» Records shown:
┄┄┄┄┄┄

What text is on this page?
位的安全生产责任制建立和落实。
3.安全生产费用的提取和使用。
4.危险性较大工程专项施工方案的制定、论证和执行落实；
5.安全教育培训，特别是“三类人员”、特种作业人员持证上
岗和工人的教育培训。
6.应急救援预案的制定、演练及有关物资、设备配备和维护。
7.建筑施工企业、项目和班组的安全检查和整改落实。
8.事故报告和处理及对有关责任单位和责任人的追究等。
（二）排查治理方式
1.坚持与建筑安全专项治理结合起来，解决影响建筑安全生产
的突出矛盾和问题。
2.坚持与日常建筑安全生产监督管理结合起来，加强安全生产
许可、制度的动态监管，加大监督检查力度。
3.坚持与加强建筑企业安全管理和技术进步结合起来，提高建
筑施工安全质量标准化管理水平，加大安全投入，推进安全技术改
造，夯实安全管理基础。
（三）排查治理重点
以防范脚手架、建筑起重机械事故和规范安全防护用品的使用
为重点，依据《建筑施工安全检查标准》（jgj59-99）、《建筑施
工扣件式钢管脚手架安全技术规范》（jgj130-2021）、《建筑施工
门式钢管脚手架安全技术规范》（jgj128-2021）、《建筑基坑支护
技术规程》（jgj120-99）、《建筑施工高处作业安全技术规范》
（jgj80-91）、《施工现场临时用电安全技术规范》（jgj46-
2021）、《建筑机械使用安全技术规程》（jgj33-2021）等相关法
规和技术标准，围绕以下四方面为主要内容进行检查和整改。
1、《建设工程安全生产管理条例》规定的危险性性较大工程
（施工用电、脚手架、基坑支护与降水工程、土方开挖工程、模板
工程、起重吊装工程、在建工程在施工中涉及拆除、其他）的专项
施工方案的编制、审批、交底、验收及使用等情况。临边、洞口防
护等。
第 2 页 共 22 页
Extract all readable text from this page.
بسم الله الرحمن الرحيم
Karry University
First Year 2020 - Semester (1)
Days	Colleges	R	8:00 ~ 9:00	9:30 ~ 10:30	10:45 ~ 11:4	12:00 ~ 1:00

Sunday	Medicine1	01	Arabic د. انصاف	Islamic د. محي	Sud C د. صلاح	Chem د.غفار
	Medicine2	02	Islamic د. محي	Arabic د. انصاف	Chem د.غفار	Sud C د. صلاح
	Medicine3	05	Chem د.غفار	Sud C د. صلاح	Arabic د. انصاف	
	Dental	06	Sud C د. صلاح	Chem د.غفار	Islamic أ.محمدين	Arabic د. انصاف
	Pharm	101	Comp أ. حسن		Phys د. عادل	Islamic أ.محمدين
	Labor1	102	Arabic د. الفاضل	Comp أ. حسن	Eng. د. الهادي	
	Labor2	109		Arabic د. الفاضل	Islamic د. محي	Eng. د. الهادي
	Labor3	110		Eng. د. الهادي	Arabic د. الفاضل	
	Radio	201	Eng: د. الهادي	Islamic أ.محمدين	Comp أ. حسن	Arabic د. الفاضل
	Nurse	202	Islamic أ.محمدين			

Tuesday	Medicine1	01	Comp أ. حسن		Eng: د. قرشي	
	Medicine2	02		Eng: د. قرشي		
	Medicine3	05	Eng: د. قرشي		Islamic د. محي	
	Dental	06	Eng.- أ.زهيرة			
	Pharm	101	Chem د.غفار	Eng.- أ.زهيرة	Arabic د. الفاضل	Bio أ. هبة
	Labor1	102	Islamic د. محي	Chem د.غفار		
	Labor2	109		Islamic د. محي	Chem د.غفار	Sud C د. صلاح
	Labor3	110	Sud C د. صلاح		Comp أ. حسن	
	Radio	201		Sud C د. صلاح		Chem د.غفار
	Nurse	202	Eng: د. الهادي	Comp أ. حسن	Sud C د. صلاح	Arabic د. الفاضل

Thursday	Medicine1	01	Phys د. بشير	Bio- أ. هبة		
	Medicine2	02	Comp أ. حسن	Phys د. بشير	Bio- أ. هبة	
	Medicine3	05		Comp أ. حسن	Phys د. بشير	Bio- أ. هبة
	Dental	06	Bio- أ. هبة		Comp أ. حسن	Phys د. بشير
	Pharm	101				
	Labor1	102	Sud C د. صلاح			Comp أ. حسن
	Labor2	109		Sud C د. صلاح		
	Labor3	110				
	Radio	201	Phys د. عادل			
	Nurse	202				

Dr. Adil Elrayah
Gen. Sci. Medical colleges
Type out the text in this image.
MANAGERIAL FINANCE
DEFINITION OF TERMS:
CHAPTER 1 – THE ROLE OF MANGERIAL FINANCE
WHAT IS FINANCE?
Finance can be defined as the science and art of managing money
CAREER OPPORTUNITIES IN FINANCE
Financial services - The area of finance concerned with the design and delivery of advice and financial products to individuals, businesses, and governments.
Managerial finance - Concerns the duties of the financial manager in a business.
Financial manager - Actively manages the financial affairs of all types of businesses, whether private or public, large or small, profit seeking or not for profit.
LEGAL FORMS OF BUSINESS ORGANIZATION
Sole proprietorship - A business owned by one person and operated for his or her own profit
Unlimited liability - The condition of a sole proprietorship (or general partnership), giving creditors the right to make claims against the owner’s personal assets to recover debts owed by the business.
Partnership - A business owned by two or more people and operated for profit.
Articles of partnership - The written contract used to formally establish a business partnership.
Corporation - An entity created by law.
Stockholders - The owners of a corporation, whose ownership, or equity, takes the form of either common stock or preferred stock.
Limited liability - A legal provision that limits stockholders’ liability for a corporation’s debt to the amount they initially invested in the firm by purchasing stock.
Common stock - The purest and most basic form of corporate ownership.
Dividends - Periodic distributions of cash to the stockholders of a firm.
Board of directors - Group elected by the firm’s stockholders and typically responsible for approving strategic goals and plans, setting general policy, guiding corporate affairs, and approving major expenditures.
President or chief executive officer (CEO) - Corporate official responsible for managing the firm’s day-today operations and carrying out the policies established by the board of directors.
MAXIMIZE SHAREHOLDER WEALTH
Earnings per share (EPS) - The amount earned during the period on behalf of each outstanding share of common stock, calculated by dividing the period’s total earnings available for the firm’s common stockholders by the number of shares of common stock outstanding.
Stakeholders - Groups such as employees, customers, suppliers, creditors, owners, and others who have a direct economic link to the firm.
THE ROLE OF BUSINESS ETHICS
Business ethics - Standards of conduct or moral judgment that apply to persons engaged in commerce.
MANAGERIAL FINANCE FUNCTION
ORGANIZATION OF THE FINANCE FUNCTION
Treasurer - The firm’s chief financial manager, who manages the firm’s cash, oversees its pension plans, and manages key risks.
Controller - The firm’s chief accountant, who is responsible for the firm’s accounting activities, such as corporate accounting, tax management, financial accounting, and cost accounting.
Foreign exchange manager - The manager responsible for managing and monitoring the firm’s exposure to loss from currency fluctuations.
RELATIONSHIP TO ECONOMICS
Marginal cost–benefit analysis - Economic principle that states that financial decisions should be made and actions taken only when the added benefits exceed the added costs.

┄┄┄┄┄┄

» Your instructions: List all lines holding the string "الهادي".

» Solution to this task:
	Labor1	102	Arabic د. الفاضل	Comp أ. حسن	Eng. د. الهادي	
	Labor2	109		Arabic د. الفاضل	Islamic د. محي	Eng. د. الهادي
	Labor3	110		Eng. د. الهادي	Arabic د. الفاضل	
	Radio	201	Eng: د. الهادي	Islamic أ.محمدين	Comp أ. حسن	Arabic د. الفاضل
	Nurse	202	Eng: د. الهادي	Comp أ. حسن	Sud C د. صلاح	Arabic د. الفاضل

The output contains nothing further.